▶ **Aim**
Write the records below out in full, character for character, with no pictures.

▶ **Records for processing**
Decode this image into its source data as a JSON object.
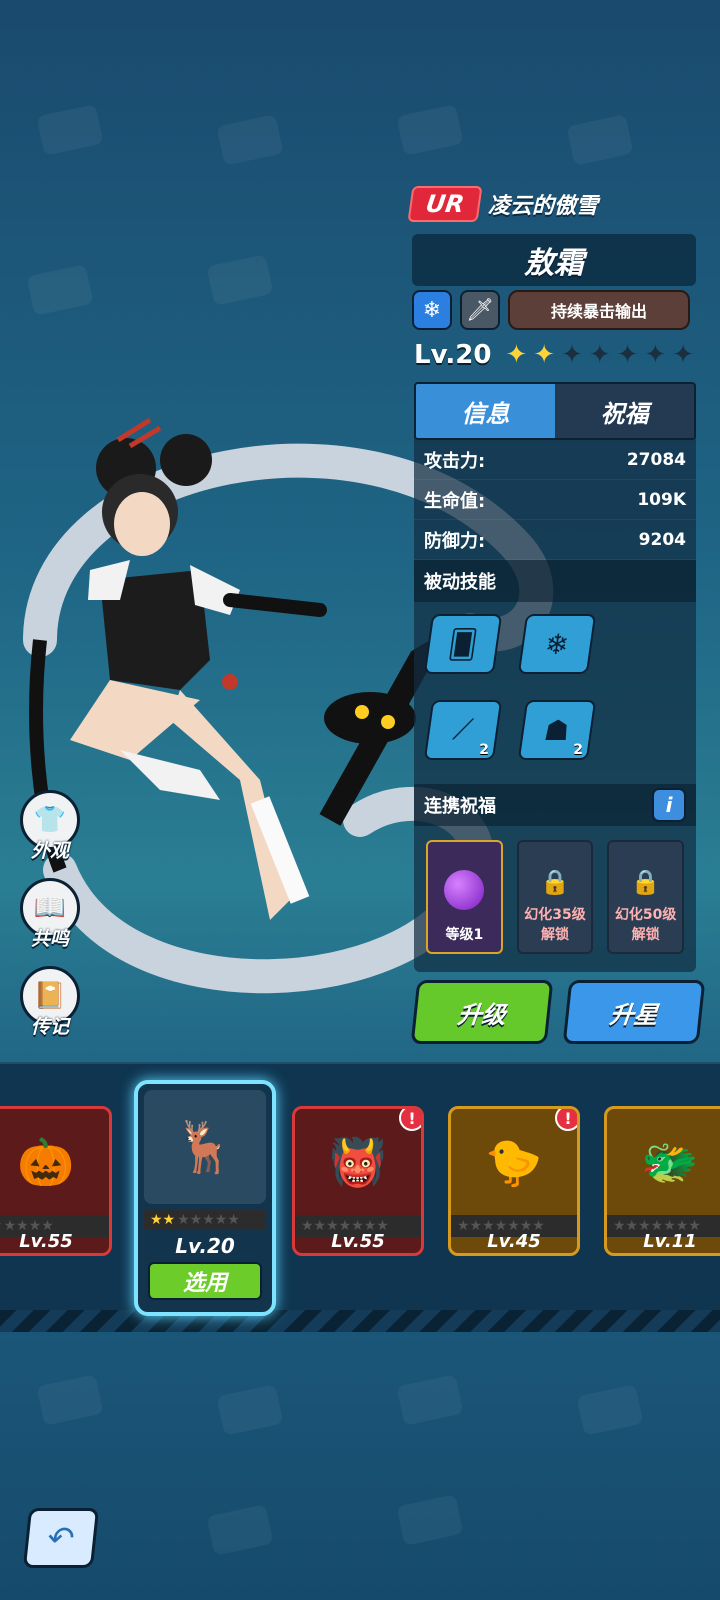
{
  "hero": {
    "rarity": "UR",
    "subtitle": "凌云的傲雪",
    "name": "敖霜",
    "element_icon": "snowflake-icon",
    "weapon_icon": "sword-icon",
    "role_tag": "持续暴击输出",
    "level": "Lv.20",
    "stars_total": 7,
    "stars_filled": 2
  },
  "tabs": [
    {
      "label": "信息",
      "active": true
    },
    {
      "label": "祝福",
      "active": false
    }
  ],
  "stats": [
    {
      "label": "攻击力:",
      "value": "27084"
    },
    {
      "label": "生命值:",
      "value": "109K"
    },
    {
      "label": "防御力:",
      "value": "9204"
    }
  ],
  "passive": {
    "title": "被动技能",
    "skills": [
      {
        "icon": "cards-dice-icon",
        "count": ""
      },
      {
        "icon": "snowflakes-icon",
        "count": ""
      },
      {
        "icon": "claw-slash-icon",
        "count": "2"
      },
      {
        "icon": "dragon-head-icon",
        "count": "2"
      }
    ]
  },
  "link_blessing": {
    "title": "连携祝福",
    "info_label": "i",
    "items": [
      {
        "label": "等级1",
        "locked": false
      },
      {
        "label": "幻化35级",
        "sub": "解锁",
        "locked": true
      },
      {
        "label": "幻化50级",
        "sub": "解锁",
        "locked": true
      }
    ]
  },
  "actions": {
    "upgrade": "升级",
    "star_up": "升星"
  },
  "side_menu": [
    {
      "label": "外观",
      "icon": "shirt-icon"
    },
    {
      "label": "共鸣",
      "icon": "book-icon"
    },
    {
      "label": "传记",
      "icon": "journal-icon"
    }
  ],
  "roster": [
    {
      "level": "Lv.55",
      "stars": 1,
      "frame": "red",
      "badge": false
    },
    {
      "level": "Lv.20",
      "stars": 2,
      "frame": "selected",
      "badge": false,
      "use_label": "选用"
    },
    {
      "level": "Lv.55",
      "stars": 0,
      "frame": "red",
      "badge": true
    },
    {
      "level": "Lv.45",
      "stars": 0,
      "frame": "gold",
      "badge": true
    },
    {
      "level": "Lv.11",
      "stars": 0,
      "frame": "gold",
      "badge": false
    }
  ],
  "colors": {
    "accent_blue": "#3b97ea",
    "accent_green": "#65c92b",
    "rarity_red": "#e0283a",
    "star_gold": "#ffd23a"
  }
}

▶ **Task output**
Decode this image into its source data as a JSON object.
{
  "hero": {
    "rarity": "UR",
    "subtitle": "凌云的傲雪",
    "name": "敖霜",
    "element_icon": "snowflake-icon",
    "weapon_icon": "sword-icon",
    "role_tag": "持续暴击输出",
    "level": "Lv.20",
    "stars_total": 7,
    "stars_filled": 2
  },
  "tabs": [
    {
      "label": "信息",
      "active": true
    },
    {
      "label": "祝福",
      "active": false
    }
  ],
  "stats": [
    {
      "label": "攻击力:",
      "value": "27084"
    },
    {
      "label": "生命值:",
      "value": "109K"
    },
    {
      "label": "防御力:",
      "value": "9204"
    }
  ],
  "passive": {
    "title": "被动技能",
    "skills": [
      {
        "icon": "cards-dice-icon",
        "count": ""
      },
      {
        "icon": "snowflakes-icon",
        "count": ""
      },
      {
        "icon": "claw-slash-icon",
        "count": "2"
      },
      {
        "icon": "dragon-head-icon",
        "count": "2"
      }
    ]
  },
  "link_blessing": {
    "title": "连携祝福",
    "info_label": "i",
    "items": [
      {
        "label": "等级1",
        "locked": false
      },
      {
        "label": "幻化35级",
        "sub": "解锁",
        "locked": true
      },
      {
        "label": "幻化50级",
        "sub": "解锁",
        "locked": true
      }
    ]
  },
  "actions": {
    "upgrade": "升级",
    "star_up": "升星"
  },
  "side_menu": [
    {
      "label": "外观",
      "icon": "shirt-icon"
    },
    {
      "label": "共鸣",
      "icon": "book-icon"
    },
    {
      "label": "传记",
      "icon": "journal-icon"
    }
  ],
  "roster": [
    {
      "level": "Lv.55",
      "stars": 1,
      "frame": "red",
      "badge": false
    },
    {
      "level": "Lv.20",
      "stars": 2,
      "frame": "selected",
      "badge": false,
      "use_label": "选用"
    },
    {
      "level": "Lv.55",
      "stars": 0,
      "frame": "red",
      "badge": true
    },
    {
      "level": "Lv.45",
      "stars": 0,
      "frame": "gold",
      "badge": true
    },
    {
      "level": "Lv.11",
      "stars": 0,
      "frame": "gold",
      "badge": false
    }
  ],
  "colors": {
    "accent_blue": "#3b97ea",
    "accent_green": "#65c92b",
    "rarity_red": "#e0283a",
    "star_gold": "#ffd23a"
  }
}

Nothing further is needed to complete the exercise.